The records that follow are to be repeated without alteration.

— BEGIN Stored records —

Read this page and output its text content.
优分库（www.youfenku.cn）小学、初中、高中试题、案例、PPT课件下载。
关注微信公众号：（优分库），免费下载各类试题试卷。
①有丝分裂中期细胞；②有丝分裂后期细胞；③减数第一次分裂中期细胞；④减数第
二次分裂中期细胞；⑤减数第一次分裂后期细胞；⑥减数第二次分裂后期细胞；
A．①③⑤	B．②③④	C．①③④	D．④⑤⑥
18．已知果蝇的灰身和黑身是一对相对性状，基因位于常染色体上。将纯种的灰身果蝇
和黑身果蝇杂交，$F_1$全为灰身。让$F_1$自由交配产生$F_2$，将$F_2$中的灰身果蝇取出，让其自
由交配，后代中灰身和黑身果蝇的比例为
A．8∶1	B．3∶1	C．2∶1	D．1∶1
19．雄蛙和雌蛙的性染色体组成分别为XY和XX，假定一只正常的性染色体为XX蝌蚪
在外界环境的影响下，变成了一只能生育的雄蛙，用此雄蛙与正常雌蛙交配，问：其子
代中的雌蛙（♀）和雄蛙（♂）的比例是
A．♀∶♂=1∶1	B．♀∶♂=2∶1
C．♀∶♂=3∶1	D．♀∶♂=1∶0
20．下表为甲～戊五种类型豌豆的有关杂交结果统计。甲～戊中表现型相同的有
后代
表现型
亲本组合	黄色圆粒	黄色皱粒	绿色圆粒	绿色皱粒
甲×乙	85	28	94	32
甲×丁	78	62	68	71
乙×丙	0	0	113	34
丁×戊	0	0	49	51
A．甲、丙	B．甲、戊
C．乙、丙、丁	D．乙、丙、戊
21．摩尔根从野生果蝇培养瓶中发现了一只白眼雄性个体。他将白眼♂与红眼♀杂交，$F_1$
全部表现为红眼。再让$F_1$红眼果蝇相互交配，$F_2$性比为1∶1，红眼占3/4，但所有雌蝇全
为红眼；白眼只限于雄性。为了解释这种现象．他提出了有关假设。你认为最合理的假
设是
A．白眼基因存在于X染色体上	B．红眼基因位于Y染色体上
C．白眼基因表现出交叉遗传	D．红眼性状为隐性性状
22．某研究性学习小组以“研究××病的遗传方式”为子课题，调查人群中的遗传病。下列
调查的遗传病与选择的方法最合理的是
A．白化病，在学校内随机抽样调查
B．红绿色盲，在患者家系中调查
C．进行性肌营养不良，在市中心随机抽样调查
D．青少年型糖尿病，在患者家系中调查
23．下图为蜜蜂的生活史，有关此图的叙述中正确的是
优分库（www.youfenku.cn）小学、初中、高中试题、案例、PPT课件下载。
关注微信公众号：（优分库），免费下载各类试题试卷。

— END Stored records —

Reply:
Read this page and output its text content.
优分库（www.youfenku.cn）小学、初中、高中试题、案例、PPT课件下载。
关注微信公众号：（优分库），免费下载各类试题试卷。
①有丝分裂中期细胞；②有丝分裂后期细胞；③减数第一次分裂中期细胞；④减数第
二次分裂中期细胞；⑤减数第一次分裂后期细胞；⑥减数第二次分裂后期细胞；
A．①③⑤	B．②③④	C．①③④	D．④⑤⑥
18．已知果蝇的灰身和黑身是一对相对性状，基因位于常染色体上。将纯种的灰身果蝇
和黑身果蝇杂交，$F_1$全为灰身。让$F_1$自由交配产生$F_2$，将$F_2$中的灰身果蝇取出，让其自
由交配，后代中灰身和黑身果蝇的比例为
A．8∶1	B．3∶1	C．2∶1	D．1∶1
19．雄蛙和雌蛙的性染色体组成分别为XY和XX，假定一只正常的性染色体为XX蝌蚪
在外界环境的影响下，变成了一只能生育的雄蛙，用此雄蛙与正常雌蛙交配，问：其子
代中的雌蛙（♀）和雄蛙（♂）的比例是
A．♀∶♂=1∶1	B．♀∶♂=2∶1
C．♀∶♂=3∶1	D．♀∶♂=1∶0
20．下表为甲～戊五种类型豌豆的有关杂交结果统计。甲～戊中表现型相同的有
后代
表现型
亲本组合	黄色圆粒	黄色皱粒	绿色圆粒	绿色皱粒
甲×乙	85	28	94	32
甲×丁	78	62	68	71
乙×丙	0	0	113	34
丁×戊	0	0	49	51
A．甲、丙	B．甲、戊
C．乙、丙、丁	D．乙、丙、戊
21．摩尔根从野生果蝇培养瓶中发现了一只白眼雄性个体。他将白眼♂与红眼♀杂交，$F_1$
全部表现为红眼。再让$F_1$红眼果蝇相互交配，$F_2$性比为1∶1，红眼占3/4，但所有雌蝇全
为红眼；白眼只限于雄性。为了解释这种现象．他提出了有关假设。你认为最合理的假
设是
A．白眼基因存在于X染色体上	B．红眼基因位于Y染色体上
C．白眼基因表现出交叉遗传	D．红眼性状为隐性性状
22．某研究性学习小组以“研究××病的遗传方式”为子课题，调查人群中的遗传病。下列
调查的遗传病与选择的方法最合理的是
A．白化病，在学校内随机抽样调查
B．红绿色盲，在患者家系中调查
C．进行性肌营养不良，在市中心随机抽样调查
D．青少年型糖尿病，在患者家系中调查
23．下图为蜜蜂的生活史，有关此图的叙述中正确的是
优分库（www.youfenku.cn）小学、初中、高中试题、案例、PPT课件下载。
关注微信公众号：（优分库），免费下载各类试题试卷。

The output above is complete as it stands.